Records from a dataset

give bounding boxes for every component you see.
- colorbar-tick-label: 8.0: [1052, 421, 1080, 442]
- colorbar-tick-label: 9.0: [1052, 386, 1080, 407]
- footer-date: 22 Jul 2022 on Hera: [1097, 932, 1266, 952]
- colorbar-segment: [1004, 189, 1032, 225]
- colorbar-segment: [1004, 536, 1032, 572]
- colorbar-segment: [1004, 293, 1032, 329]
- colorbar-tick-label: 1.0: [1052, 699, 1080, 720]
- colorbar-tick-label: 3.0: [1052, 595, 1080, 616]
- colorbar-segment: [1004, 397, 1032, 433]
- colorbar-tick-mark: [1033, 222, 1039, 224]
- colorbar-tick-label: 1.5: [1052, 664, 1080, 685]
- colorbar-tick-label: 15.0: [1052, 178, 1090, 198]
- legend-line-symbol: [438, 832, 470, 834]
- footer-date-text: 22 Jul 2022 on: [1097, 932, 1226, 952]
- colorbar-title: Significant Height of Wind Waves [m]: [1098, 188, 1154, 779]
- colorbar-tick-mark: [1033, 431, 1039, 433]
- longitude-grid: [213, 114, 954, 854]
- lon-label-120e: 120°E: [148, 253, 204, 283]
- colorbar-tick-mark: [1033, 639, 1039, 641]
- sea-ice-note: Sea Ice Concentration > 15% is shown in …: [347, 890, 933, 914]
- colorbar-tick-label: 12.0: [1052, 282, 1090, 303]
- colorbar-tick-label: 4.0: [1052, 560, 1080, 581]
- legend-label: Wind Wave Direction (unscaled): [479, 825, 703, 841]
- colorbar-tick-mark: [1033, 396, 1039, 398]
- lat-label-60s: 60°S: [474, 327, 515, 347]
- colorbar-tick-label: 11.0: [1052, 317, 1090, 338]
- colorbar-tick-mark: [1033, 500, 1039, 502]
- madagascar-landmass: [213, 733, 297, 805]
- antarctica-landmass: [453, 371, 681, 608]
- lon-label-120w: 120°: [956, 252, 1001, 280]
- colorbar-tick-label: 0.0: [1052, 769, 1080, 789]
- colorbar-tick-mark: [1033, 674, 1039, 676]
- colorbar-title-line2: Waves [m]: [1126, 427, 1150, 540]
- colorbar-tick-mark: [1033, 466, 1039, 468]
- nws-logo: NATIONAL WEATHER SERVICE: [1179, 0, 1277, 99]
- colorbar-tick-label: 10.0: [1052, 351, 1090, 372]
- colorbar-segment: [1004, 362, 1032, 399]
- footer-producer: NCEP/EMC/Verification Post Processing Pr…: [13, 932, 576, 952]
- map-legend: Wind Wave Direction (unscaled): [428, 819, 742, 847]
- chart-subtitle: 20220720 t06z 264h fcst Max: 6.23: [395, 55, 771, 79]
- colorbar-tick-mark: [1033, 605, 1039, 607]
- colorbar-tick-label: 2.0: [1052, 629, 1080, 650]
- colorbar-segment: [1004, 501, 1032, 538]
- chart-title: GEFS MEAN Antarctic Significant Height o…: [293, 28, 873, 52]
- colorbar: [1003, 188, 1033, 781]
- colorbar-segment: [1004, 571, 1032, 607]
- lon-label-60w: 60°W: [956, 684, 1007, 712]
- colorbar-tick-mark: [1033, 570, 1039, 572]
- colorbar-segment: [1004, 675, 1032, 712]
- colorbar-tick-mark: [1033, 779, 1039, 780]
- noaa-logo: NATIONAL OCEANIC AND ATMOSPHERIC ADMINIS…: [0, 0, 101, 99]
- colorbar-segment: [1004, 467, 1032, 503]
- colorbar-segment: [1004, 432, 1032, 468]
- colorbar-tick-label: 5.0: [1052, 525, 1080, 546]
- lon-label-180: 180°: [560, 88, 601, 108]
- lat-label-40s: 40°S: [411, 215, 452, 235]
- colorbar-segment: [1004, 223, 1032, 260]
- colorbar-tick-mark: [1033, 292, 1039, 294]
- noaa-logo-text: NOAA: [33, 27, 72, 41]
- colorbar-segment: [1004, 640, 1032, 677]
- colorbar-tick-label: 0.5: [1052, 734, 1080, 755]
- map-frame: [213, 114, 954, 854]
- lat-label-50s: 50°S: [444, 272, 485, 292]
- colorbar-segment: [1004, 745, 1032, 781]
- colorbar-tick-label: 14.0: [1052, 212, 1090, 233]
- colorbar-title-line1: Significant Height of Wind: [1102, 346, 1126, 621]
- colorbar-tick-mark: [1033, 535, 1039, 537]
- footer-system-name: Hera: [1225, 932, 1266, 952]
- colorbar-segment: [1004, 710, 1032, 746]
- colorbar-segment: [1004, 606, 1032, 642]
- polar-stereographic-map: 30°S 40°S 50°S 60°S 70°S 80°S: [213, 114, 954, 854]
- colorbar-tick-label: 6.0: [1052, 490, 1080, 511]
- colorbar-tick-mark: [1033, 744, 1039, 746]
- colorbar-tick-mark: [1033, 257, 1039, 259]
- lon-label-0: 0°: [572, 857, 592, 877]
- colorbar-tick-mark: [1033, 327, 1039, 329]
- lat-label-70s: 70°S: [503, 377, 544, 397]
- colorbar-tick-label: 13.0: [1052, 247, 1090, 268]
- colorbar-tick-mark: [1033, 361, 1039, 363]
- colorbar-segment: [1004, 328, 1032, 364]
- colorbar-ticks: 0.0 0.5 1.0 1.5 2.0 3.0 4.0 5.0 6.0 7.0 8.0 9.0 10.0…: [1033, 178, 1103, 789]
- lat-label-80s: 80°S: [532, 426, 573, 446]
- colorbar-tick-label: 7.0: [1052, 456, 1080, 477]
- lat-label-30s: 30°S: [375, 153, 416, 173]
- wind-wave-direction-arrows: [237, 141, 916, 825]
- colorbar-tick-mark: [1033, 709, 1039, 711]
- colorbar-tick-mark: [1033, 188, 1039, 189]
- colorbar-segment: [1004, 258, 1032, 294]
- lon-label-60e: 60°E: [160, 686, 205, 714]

Problem description → Write out these lines again, keeping every character as it appears.

The reply →
give bounding boxes for every component you see.
- colorbar-tick-label: 8.0: [1052, 421, 1080, 442]
- colorbar-tick-label: 9.0: [1052, 386, 1080, 407]
- footer-date: 22 Jul 2022 on Hera: [1097, 932, 1266, 952]
- colorbar-segment: [1004, 189, 1032, 225]
- colorbar-segment: [1004, 536, 1032, 572]
- colorbar-segment: [1004, 293, 1032, 329]
- colorbar-tick-label: 1.0: [1052, 699, 1080, 720]
- colorbar-tick-label: 3.0: [1052, 595, 1080, 616]
- colorbar-segment: [1004, 397, 1032, 433]
- colorbar-tick-mark: [1033, 222, 1039, 224]
- colorbar-tick-label: 1.5: [1052, 664, 1080, 685]
- colorbar-tick-label: 15.0: [1052, 178, 1090, 198]
- legend-line-symbol: [438, 832, 470, 834]
- footer-date-text: 22 Jul 2022 on: [1097, 932, 1226, 952]
- colorbar-title: Significant Height of Wind Waves [m]: [1098, 188, 1154, 779]
- colorbar-tick-mark: [1033, 431, 1039, 433]
- longitude-grid: [213, 114, 954, 854]
- lon-label-120e: 120°E: [148, 253, 204, 283]
- colorbar-tick-mark: [1033, 639, 1039, 641]
- sea-ice-note: Sea Ice Concentration > 15% is shown in …: [347, 890, 933, 914]
- colorbar-tick-label: 12.0: [1052, 282, 1090, 303]
- colorbar-tick-label: 4.0: [1052, 560, 1080, 581]
- legend-label: Wind Wave Direction (unscaled): [479, 825, 703, 841]
- colorbar-tick-mark: [1033, 396, 1039, 398]
- lat-label-60s: 60°S: [474, 327, 515, 347]
- colorbar-tick-label: 11.0: [1052, 317, 1090, 338]
- colorbar-tick-mark: [1033, 500, 1039, 502]
- madagascar-landmass: [213, 733, 297, 805]
- antarctica-landmass: [453, 371, 681, 608]
- lon-label-120w: 120°: [956, 252, 1001, 280]
- colorbar-tick-label: 0.0: [1052, 769, 1080, 789]
- colorbar-tick-mark: [1033, 674, 1039, 676]
- colorbar-title-line2: Waves [m]: [1126, 427, 1150, 540]
- colorbar-tick-mark: [1033, 466, 1039, 468]
- nws-logo: NATIONAL WEATHER SERVICE: [1179, 0, 1277, 99]
- colorbar-tick-label: 10.0: [1052, 351, 1090, 372]
- colorbar-segment: [1004, 362, 1032, 399]
- footer-producer: NCEP/EMC/Verification Post Processing Pr…: [13, 932, 576, 952]
- map-legend: Wind Wave Direction (unscaled): [428, 819, 742, 847]
- chart-subtitle: 20220720 t06z 264h fcst Max: 6.23: [395, 55, 771, 79]
- colorbar-tick-mark: [1033, 605, 1039, 607]
- colorbar-tick-label: 2.0: [1052, 629, 1080, 650]
- colorbar-segment: [1004, 501, 1032, 538]
- chart-title: GEFS MEAN Antarctic Significant Height o…: [293, 28, 873, 52]
- colorbar: [1003, 188, 1033, 781]
- colorbar-segment: [1004, 571, 1032, 607]
- lon-label-60w: 60°W: [956, 684, 1007, 712]
- colorbar-tick-mark: [1033, 570, 1039, 572]
- colorbar-segment: [1004, 675, 1032, 712]
- colorbar-tick-mark: [1033, 779, 1039, 780]
- noaa-logo: NATIONAL OCEANIC AND ATMOSPHERIC ADMINIS…: [0, 0, 101, 99]
- colorbar-segment: [1004, 467, 1032, 503]
- colorbar-segment: [1004, 432, 1032, 468]
- colorbar-tick-label: 5.0: [1052, 525, 1080, 546]
- lon-label-180: 180°: [560, 88, 601, 108]
- lat-label-40s: 40°S: [411, 215, 452, 235]
- colorbar-segment: [1004, 223, 1032, 260]
- colorbar-tick-mark: [1033, 292, 1039, 294]
- noaa-logo-text: NOAA: [33, 27, 72, 41]
- colorbar-segment: [1004, 640, 1032, 677]
- colorbar-tick-label: 0.5: [1052, 734, 1080, 755]
- map-frame: [213, 114, 954, 854]
- lat-label-50s: 50°S: [444, 272, 485, 292]
- colorbar-segment: [1004, 745, 1032, 781]
- colorbar-tick-label: 14.0: [1052, 212, 1090, 233]
- colorbar-title-line1: Significant Height of Wind: [1102, 346, 1126, 621]
- colorbar-tick-mark: [1033, 535, 1039, 537]
- footer-system-name: Hera: [1225, 932, 1266, 952]
- colorbar-segment: [1004, 710, 1032, 746]
- colorbar-segment: [1004, 606, 1032, 642]
- polar-stereographic-map: 30°S 40°S 50°S 60°S 70°S 80°S: [213, 114, 954, 854]
- colorbar-tick-label: 6.0: [1052, 490, 1080, 511]
- colorbar-tick-mark: [1033, 744, 1039, 746]
- colorbar-tick-mark: [1033, 257, 1039, 259]
- lon-label-0: 0°: [572, 857, 592, 877]
- colorbar-tick-mark: [1033, 327, 1039, 329]
- lat-label-70s: 70°S: [503, 377, 544, 397]
- colorbar-tick-label: 13.0: [1052, 247, 1090, 268]
- colorbar-tick-mark: [1033, 361, 1039, 363]
- colorbar-segment: [1004, 328, 1032, 364]
- colorbar-ticks: 0.0 0.5 1.0 1.5 2.0 3.0 4.0 5.0 6.0 7.0 8.0 9.0 10.0…: [1033, 178, 1103, 789]
- lat-label-80s: 80°S: [532, 426, 573, 446]
- colorbar-tick-label: 7.0: [1052, 456, 1080, 477]
- lat-label-30s: 30°S: [375, 153, 416, 173]
- wind-wave-direction-arrows: [237, 141, 916, 825]
- colorbar-tick-mark: [1033, 709, 1039, 711]
- colorbar-tick-mark: [1033, 188, 1039, 189]
- colorbar-segment: [1004, 258, 1032, 294]
- lon-label-60e: 60°E: [160, 686, 205, 714]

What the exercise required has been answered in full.